-- START Material shown --
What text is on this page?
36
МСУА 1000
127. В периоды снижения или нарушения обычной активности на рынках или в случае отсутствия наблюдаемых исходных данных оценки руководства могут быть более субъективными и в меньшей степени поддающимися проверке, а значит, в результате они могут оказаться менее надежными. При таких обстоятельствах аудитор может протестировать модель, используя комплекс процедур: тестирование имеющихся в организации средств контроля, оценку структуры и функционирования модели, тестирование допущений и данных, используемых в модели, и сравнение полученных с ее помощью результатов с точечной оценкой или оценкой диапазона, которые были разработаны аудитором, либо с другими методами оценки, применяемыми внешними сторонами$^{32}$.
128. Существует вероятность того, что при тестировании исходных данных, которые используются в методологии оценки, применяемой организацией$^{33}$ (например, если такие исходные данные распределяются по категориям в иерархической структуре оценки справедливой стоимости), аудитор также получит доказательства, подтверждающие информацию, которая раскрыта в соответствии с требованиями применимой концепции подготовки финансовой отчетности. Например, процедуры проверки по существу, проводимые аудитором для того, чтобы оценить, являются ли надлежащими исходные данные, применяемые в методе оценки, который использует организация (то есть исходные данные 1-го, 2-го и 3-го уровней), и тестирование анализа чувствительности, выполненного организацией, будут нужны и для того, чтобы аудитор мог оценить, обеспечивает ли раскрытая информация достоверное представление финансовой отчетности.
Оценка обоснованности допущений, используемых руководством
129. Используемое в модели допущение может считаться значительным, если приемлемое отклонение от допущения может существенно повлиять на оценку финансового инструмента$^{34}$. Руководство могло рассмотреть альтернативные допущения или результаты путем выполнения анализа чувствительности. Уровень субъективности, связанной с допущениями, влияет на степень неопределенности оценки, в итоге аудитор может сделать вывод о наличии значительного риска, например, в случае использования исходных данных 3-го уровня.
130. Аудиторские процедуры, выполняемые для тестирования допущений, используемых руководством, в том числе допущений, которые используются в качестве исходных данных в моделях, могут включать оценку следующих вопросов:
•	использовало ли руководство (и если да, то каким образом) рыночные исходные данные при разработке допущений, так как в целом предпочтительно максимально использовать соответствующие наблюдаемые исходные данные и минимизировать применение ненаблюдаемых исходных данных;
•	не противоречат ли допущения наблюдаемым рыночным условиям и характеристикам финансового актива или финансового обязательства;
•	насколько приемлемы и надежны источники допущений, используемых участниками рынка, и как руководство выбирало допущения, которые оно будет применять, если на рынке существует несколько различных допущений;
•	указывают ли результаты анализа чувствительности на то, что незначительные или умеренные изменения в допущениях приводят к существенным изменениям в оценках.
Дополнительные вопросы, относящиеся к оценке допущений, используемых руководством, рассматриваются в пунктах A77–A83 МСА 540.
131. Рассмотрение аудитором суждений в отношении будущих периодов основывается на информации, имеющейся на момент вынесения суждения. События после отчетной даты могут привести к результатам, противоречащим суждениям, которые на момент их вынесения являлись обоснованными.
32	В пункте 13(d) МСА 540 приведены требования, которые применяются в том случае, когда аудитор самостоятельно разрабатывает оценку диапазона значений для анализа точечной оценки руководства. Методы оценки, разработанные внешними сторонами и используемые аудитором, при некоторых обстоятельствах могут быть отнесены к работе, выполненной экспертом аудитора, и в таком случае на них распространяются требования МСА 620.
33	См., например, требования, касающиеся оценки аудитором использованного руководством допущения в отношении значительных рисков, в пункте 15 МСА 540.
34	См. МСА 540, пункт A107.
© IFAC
-- END Material shown --
Required task - Output all records verbatim.

Solution to this problem -
What text is on this page?
36
МСУА 1000
127. В периоды снижения или нарушения обычной активности на рынках или в случае отсутствия наблюдаемых исходных данных оценки руководства могут быть более субъективными и в меньшей степени поддающимися проверке, а значит, в результате они могут оказаться менее надежными. При таких обстоятельствах аудитор может протестировать модель, используя комплекс процедур: тестирование имеющихся в организации средств контроля, оценку структуры и функционирования модели, тестирование допущений и данных, используемых в модели, и сравнение полученных с ее помощью результатов с точечной оценкой или оценкой диапазона, которые были разработаны аудитором, либо с другими методами оценки, применяемыми внешними сторонами$^{32}$.
128. Существует вероятность того, что при тестировании исходных данных, которые используются в методологии оценки, применяемой организацией$^{33}$ (например, если такие исходные данные распределяются по категориям в иерархической структуре оценки справедливой стоимости), аудитор также получит доказательства, подтверждающие информацию, которая раскрыта в соответствии с требованиями применимой концепции подготовки финансовой отчетности. Например, процедуры проверки по существу, проводимые аудитором для того, чтобы оценить, являются ли надлежащими исходные данные, применяемые в методе оценки, который использует организация (то есть исходные данные 1-го, 2-го и 3-го уровней), и тестирование анализа чувствительности, выполненного организацией, будут нужны и для того, чтобы аудитор мог оценить, обеспечивает ли раскрытая информация достоверное представление финансовой отчетности.
Оценка обоснованности допущений, используемых руководством
129. Используемое в модели допущение может считаться значительным, если приемлемое отклонение от допущения может существенно повлиять на оценку финансового инструмента$^{34}$. Руководство могло рассмотреть альтернативные допущения или результаты путем выполнения анализа чувствительности. Уровень субъективности, связанной с допущениями, влияет на степень неопределенности оценки, в итоге аудитор может сделать вывод о наличии значительного риска, например, в случае использования исходных данных 3-го уровня.
130. Аудиторские процедуры, выполняемые для тестирования допущений, используемых руководством, в том числе допущений, которые используются в качестве исходных данных в моделях, могут включать оценку следующих вопросов:
•	использовало ли руководство (и если да, то каким образом) рыночные исходные данные при разработке допущений, так как в целом предпочтительно максимально использовать соответствующие наблюдаемые исходные данные и минимизировать применение ненаблюдаемых исходных данных;
•	не противоречат ли допущения наблюдаемым рыночным условиям и характеристикам финансового актива или финансового обязательства;
•	насколько приемлемы и надежны источники допущений, используемых участниками рынка, и как руководство выбирало допущения, которые оно будет применять, если на рынке существует несколько различных допущений;
•	указывают ли результаты анализа чувствительности на то, что незначительные или умеренные изменения в допущениях приводят к существенным изменениям в оценках.
Дополнительные вопросы, относящиеся к оценке допущений, используемых руководством, рассматриваются в пунктах A77–A83 МСА 540.
131. Рассмотрение аудитором суждений в отношении будущих периодов основывается на информации, имеющейся на момент вынесения суждения. События после отчетной даты могут привести к результатам, противоречащим суждениям, которые на момент их вынесения являлись обоснованными.
32	В пункте 13(d) МСА 540 приведены требования, которые применяются в том случае, когда аудитор самостоятельно разрабатывает оценку диапазона значений для анализа точечной оценки руководства. Методы оценки, разработанные внешними сторонами и используемые аудитором, при некоторых обстоятельствах могут быть отнесены к работе, выполненной экспертом аудитора, и в таком случае на них распространяются требования МСА 620.
33	См., например, требования, касающиеся оценки аудитором использованного руководством допущения в отношении значительных рисков, в пункте 15 МСА 540.
34	См. МСА 540, пункт A107.
© IFAC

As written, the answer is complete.